■ **Problem statement**:
Count how many lines below include the string "savoir", and give that number without anything else.

# Information provided start

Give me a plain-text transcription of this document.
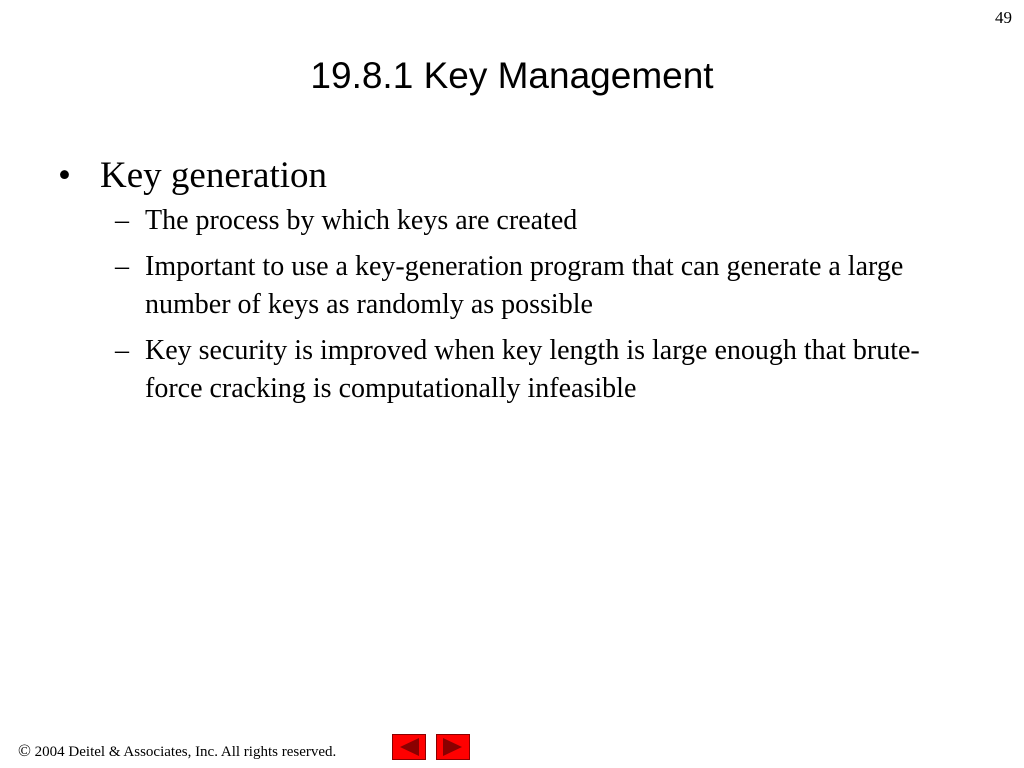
49
19.8.1 Key Management
• Key generation
– The process by which keys are created
– Important to use a key-generation program that can generate a large number of keys as randomly as possible
– Key security is improved when key length is large enough that brute-force cracking is computationally infeasible
© 2004 Deitel & Associates, Inc. All rights reserved.
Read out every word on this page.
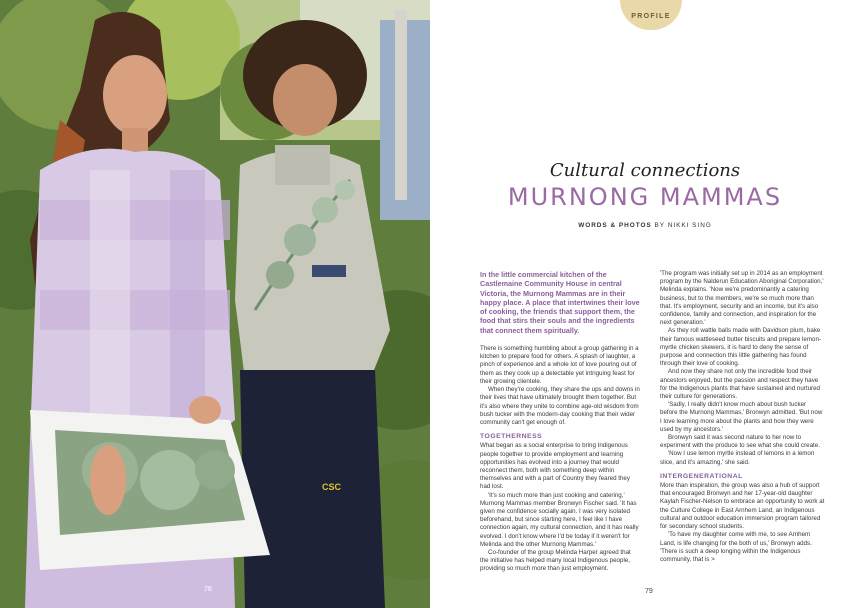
CSC
78
PROFILE
Cultural connections
MURNONG MAMMAS
WORDS & PHOTOS BY NIKKI SING

In the little commercial kitchen of the Castlemaine Community House in central Victoria, the Murnong Mammas are in their happy place. A place that intertwines their love of cooking, the friends that support them, the food that stirs their souls and the ingredients that connect them spiritually.

There is something humbling about a group gathering in a kitchen to prepare food for others. A splash of laughter, a pinch of experience and a whole lot of love pouring out of them as they cook up a delectable yet intriguing feast for their growing clientele.

When they're cooking, they share the ups and downs in their lives that have ultimately brought them together. But it's also where they unite to combine age-old wisdom from bush tucker with the modern-day cooking that their wider community can't get enough of.

TOGETHERNESS

What began as a social enterprise to bring Indigenous people together to provide employment and learning opportunities has evolved into a journey that would reconnect them, both with something deep within themselves and with a part of Country they feared they had lost.

'It's so much more than just cooking and catering,' Murnong Mammas member Bronwyn Fischer said. 'It has given me confidence socially again. I was very isolated beforehand, but since starting here, I feel like I have connection again, my cultural connection, and it has really evolved. I don't know where I'd be today if it weren't for Melinda and the other Murnong Mammas.'

Co-founder of the group Melinda Harper agreed that the initiative has helped many local Indigenous people, providing so much more than just employment.

'The program was initially set up in 2014 as an employment program by the Nalderun Education Aboriginal Corporation,' Melinda explains. 'Now we're predominantly a catering business, but to the members, we're so much more than that. It's employment, security and an income, but it's also confidence, family and connection, and inspiration for the next generation.'

As they roll wattle balls made with Davidson plum, bake their famous wattleseed butter biscuits and prepare lemon-myrtle chicken skewers, it is hard to deny the sense of purpose and connection this little gathering has found through their love of cooking.

And now they share not only the incredible food their ancestors enjoyed, but the passion and respect they have for the Indigenous plants that have sustained and nurtured their culture for generations.

'Sadly, I really didn't know much about bush tucker before the Murnong Mammas,' Bronwyn admitted. 'But now I love learning more about the plants and how they were used by my ancestors.'

Bronwyn said it was second nature to her now to experiment with the produce to see what she could create.

'Now I use lemon myrtle instead of lemons in a lemon slice, and it's amazing,' she said.

INTERGENERATIONAL

More than inspiration, the group was also a hub of support that encouraged Bronwyn and her 17-year-old daughter Kaylah Fischer-Nelson to embrace an opportunity to work at the Culture College in East Arnhem Land, an Indigenous cultural and outdoor education immersion program tailored for secondary school students.

'To have my daughter come with me, to see Arnhem Land, is life changing for the both of us,' Bronwyn adds. 'There is such a deep longing within the Indigenous community, that is >

79
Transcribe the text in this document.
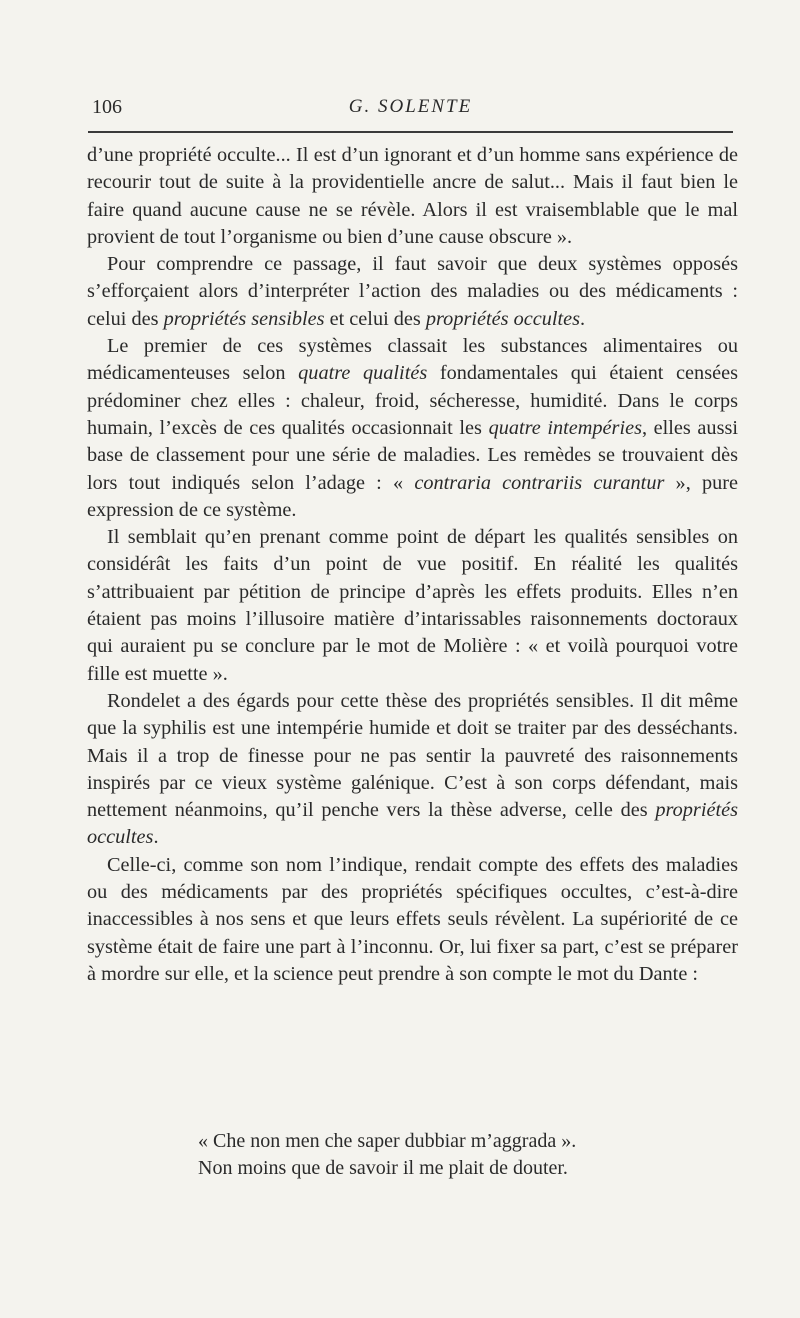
106	G. SOLENTE

d’une propriété occulte... Il est d’un ignorant et d’un homme sans expérience de recourir tout de suite à la providentielle ancre de salut... Mais il faut bien le faire quand aucune cause ne se révèle. Alors il est vraisemblable que le mal provient de tout l’organisme ou bien d’une cause obscure ».

Pour comprendre ce passage, il faut savoir que deux systèmes opposés s’efforçaient alors d’interpréter l’action des maladies ou des médicaments : celui des propriétés sensibles et celui des propriétés occultes.

Le premier de ces systèmes classait les substances alimentaires ou médicamenteuses selon quatre qualités fondamentales qui étaient censées prédominer chez elles : chaleur, froid, sécheresse, humidité. Dans le corps humain, l’excès de ces qualités occasionnait les quatre intempéries, elles aussi base de classement pour une série de maladies. Les remèdes se trouvaient dès lors tout indiqués selon l’adage : « contraria contrariis curantur », pure expression de ce système.

Il semblait qu’en prenant comme point de départ les qualités sensibles on considérât les faits d’un point de vue positif. En réalité les qualités s’attribuaient par pétition de principe d’après les effets produits. Elles n’en étaient pas moins l’illusoire matière d’intarissables raisonnements doctoraux qui auraient pu se conclure par le mot de Molière : « et voilà pourquoi votre fille est muette ».

Rondelet a des égards pour cette thèse des propriétés sensibles. Il dit même que la syphilis est une intempérie humide et doit se traiter par des desséchants. Mais il a trop de finesse pour ne pas sentir la pauvreté des raisonnements inspirés par ce vieux système galénique. C’est à son corps défendant, mais nettement néanmoins, qu’il penche vers la thèse adverse, celle des propriétés occultes.

Celle-ci, comme son nom l’indique, rendait compte des effets des maladies ou des médicaments par des propriétés spécifiques occultes, c’est-à-dire inaccessibles à nos sens et que leurs effets seuls révèlent. La supériorité de ce système était de faire une part à l’inconnu. Or, lui fixer sa part, c’est se préparer à mordre sur elle, et la science peut prendre à son compte le mot du Dante :

« Che non men che saper dubbiar m’aggrada ».
Non moins que de savoir il me plait de douter.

# Information provided end

■ **Finished task**:
2